## Data provided:
········
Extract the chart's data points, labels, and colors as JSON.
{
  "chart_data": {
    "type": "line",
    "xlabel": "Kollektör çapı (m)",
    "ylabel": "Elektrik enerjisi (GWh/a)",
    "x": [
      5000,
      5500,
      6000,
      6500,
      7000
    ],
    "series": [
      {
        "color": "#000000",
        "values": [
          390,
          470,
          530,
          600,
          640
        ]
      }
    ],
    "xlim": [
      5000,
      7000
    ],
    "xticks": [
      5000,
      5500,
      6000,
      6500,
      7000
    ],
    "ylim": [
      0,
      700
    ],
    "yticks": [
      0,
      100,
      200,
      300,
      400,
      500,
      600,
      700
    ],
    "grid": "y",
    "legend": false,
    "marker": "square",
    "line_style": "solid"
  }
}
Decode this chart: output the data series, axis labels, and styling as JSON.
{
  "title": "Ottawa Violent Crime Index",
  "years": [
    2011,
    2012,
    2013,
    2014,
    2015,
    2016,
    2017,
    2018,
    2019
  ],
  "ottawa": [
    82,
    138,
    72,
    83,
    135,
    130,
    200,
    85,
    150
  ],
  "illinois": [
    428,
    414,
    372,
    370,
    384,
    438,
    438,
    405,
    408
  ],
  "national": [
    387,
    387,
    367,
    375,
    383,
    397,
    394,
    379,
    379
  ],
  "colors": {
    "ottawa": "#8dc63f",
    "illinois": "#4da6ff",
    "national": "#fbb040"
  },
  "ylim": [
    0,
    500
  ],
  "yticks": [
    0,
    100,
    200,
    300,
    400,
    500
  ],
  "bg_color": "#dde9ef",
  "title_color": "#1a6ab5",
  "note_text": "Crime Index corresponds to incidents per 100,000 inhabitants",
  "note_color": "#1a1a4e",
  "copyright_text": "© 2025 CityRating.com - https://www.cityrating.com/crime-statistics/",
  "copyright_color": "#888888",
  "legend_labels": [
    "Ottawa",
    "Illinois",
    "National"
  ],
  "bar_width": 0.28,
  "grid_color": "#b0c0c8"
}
········
## Requirement:
Every entry should be output exactly as written, please.

## Solution to the exercise:
Extract the chart's data points, labels, and colors as JSON.
{
  "chart_data": {
    "type": "line",
    "xlabel": "Kollektör çapı (m)",
    "ylabel": "Elektrik enerjisi (GWh/a)",
    "x": [
      5000,
      5500,
      6000,
      6500,
      7000
    ],
    "series": [
      {
        "color": "#000000",
        "values": [
          390,
          470,
          530,
          600,
          640
        ]
      }
    ],
    "xlim": [
      5000,
      7000
    ],
    "xticks": [
      5000,
      5500,
      6000,
      6500,
      7000
    ],
    "ylim": [
      0,
      700
    ],
    "yticks": [
      0,
      100,
      200,
      300,
      400,
      500,
      600,
      700
    ],
    "grid": "y",
    "legend": false,
    "marker": "square",
    "line_style": "solid"
  }
}
Decode this chart: output the data series, axis labels, and styling as JSON.
{
  "title": "Ottawa Violent Crime Index",
  "years": [
    2011,
    2012,
    2013,
    2014,
    2015,
    2016,
    2017,
    2018,
    2019
  ],
  "ottawa": [
    82,
    138,
    72,
    83,
    135,
    130,
    200,
    85,
    150
  ],
  "illinois": [
    428,
    414,
    372,
    370,
    384,
    438,
    438,
    405,
    408
  ],
  "national": [
    387,
    387,
    367,
    375,
    383,
    397,
    394,
    379,
    379
  ],
  "colors": {
    "ottawa": "#8dc63f",
    "illinois": "#4da6ff",
    "national": "#fbb040"
  },
  "ylim": [
    0,
    500
  ],
  "yticks": [
    0,
    100,
    200,
    300,
    400,
    500
  ],
  "bg_color": "#dde9ef",
  "title_color": "#1a6ab5",
  "note_text": "Crime Index corresponds to incidents per 100,000 inhabitants",
  "note_color": "#1a1a4e",
  "copyright_text": "© 2025 CityRating.com - https://www.cityrating.com/crime-statistics/",
  "copyright_color": "#888888",
  "legend_labels": [
    "Ottawa",
    "Illinois",
    "National"
  ],
  "bar_width": 0.28,
  "grid_color": "#b0c0c8"
}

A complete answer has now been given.